▶ **EXERCISE AIM**
Repeat the material below exactly, line for line.

▶ **DATASET**
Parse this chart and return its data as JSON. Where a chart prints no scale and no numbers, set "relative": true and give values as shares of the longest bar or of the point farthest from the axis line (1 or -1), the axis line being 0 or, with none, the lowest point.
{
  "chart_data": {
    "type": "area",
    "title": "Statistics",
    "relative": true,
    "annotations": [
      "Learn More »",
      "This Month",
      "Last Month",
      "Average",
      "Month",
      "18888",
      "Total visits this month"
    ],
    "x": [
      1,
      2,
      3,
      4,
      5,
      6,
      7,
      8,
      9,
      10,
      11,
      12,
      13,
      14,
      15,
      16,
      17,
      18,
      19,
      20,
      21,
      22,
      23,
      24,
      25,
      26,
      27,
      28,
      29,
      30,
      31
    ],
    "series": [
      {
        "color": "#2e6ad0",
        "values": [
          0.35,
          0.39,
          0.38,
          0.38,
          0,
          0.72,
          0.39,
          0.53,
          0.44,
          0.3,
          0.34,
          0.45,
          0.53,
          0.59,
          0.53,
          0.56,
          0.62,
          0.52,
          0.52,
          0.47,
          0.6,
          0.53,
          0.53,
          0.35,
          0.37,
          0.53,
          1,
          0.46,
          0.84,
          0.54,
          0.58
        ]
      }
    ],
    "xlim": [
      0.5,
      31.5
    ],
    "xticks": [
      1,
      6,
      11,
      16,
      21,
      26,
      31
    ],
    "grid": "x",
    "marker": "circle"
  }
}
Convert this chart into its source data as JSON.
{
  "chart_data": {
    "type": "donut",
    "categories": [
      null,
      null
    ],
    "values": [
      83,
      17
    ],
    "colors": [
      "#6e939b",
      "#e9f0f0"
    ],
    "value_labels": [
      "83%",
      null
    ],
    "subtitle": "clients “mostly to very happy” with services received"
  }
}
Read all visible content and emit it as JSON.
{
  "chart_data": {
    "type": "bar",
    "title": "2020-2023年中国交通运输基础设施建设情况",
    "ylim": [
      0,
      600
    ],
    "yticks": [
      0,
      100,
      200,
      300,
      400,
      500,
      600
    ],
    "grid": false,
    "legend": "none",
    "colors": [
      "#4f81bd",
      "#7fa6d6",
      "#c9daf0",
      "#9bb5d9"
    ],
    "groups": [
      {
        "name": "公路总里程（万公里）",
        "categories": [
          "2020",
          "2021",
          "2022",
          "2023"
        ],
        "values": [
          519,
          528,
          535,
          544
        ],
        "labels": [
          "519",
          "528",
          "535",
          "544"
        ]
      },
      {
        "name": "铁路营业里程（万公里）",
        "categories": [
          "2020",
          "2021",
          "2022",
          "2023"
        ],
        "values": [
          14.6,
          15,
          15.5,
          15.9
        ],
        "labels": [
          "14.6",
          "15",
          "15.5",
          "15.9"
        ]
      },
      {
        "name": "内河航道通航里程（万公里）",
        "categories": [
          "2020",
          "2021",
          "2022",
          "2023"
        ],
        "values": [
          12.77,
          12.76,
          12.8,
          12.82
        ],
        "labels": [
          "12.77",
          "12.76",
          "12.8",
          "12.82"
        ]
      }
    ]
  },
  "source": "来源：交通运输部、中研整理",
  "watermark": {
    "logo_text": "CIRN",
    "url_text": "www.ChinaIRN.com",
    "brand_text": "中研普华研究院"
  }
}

▶ **IN RESPONSE**
Parse this chart and return its data as JSON. Where a chart prints no scale and no numbers, set "relative": true and give values as shares of the longest bar or of the point farthest from the axis line (1 or -1), the axis line being 0 or, with none, the lowest point.
{
  "chart_data": {
    "type": "area",
    "title": "Statistics",
    "relative": true,
    "annotations": [
      "Learn More »",
      "This Month",
      "Last Month",
      "Average",
      "Month",
      "18888",
      "Total visits this month"
    ],
    "x": [
      1,
      2,
      3,
      4,
      5,
      6,
      7,
      8,
      9,
      10,
      11,
      12,
      13,
      14,
      15,
      16,
      17,
      18,
      19,
      20,
      21,
      22,
      23,
      24,
      25,
      26,
      27,
      28,
      29,
      30,
      31
    ],
    "series": [
      {
        "color": "#2e6ad0",
        "values": [
          0.35,
          0.39,
          0.38,
          0.38,
          0,
          0.72,
          0.39,
          0.53,
          0.44,
          0.3,
          0.34,
          0.45,
          0.53,
          0.59,
          0.53,
          0.56,
          0.62,
          0.52,
          0.52,
          0.47,
          0.6,
          0.53,
          0.53,
          0.35,
          0.37,
          0.53,
          1,
          0.46,
          0.84,
          0.54,
          0.58
        ]
      }
    ],
    "xlim": [
      0.5,
      31.5
    ],
    "xticks": [
      1,
      6,
      11,
      16,
      21,
      26,
      31
    ],
    "grid": "x",
    "marker": "circle"
  }
}
Convert this chart into its source data as JSON.
{
  "chart_data": {
    "type": "donut",
    "categories": [
      null,
      null
    ],
    "values": [
      83,
      17
    ],
    "colors": [
      "#6e939b",
      "#e9f0f0"
    ],
    "value_labels": [
      "83%",
      null
    ],
    "subtitle": "clients “mostly to very happy” with services received"
  }
}
Read all visible content and emit it as JSON.
{
  "chart_data": {
    "type": "bar",
    "title": "2020-2023年中国交通运输基础设施建设情况",
    "ylim": [
      0,
      600
    ],
    "yticks": [
      0,
      100,
      200,
      300,
      400,
      500,
      600
    ],
    "grid": false,
    "legend": "none",
    "colors": [
      "#4f81bd",
      "#7fa6d6",
      "#c9daf0",
      "#9bb5d9"
    ],
    "groups": [
      {
        "name": "公路总里程（万公里）",
        "categories": [
          "2020",
          "2021",
          "2022",
          "2023"
        ],
        "values": [
          519,
          528,
          535,
          544
        ],
        "labels": [
          "519",
          "528",
          "535",
          "544"
        ]
      },
      {
        "name": "铁路营业里程（万公里）",
        "categories": [
          "2020",
          "2021",
          "2022",
          "2023"
        ],
        "values": [
          14.6,
          15,
          15.5,
          15.9
        ],
        "labels": [
          "14.6",
          "15",
          "15.5",
          "15.9"
        ]
      },
      {
        "name": "内河航道通航里程（万公里）",
        "categories": [
          "2020",
          "2021",
          "2022",
          "2023"
        ],
        "values": [
          12.77,
          12.76,
          12.8,
          12.82
        ],
        "labels": [
          "12.77",
          "12.76",
          "12.8",
          "12.82"
        ]
      }
    ]
  },
  "source": "来源：交通运输部、中研整理",
  "watermark": {
    "logo_text": "CIRN",
    "url_text": "www.ChinaIRN.com",
    "brand_text": "中研普华研究院"
  }
}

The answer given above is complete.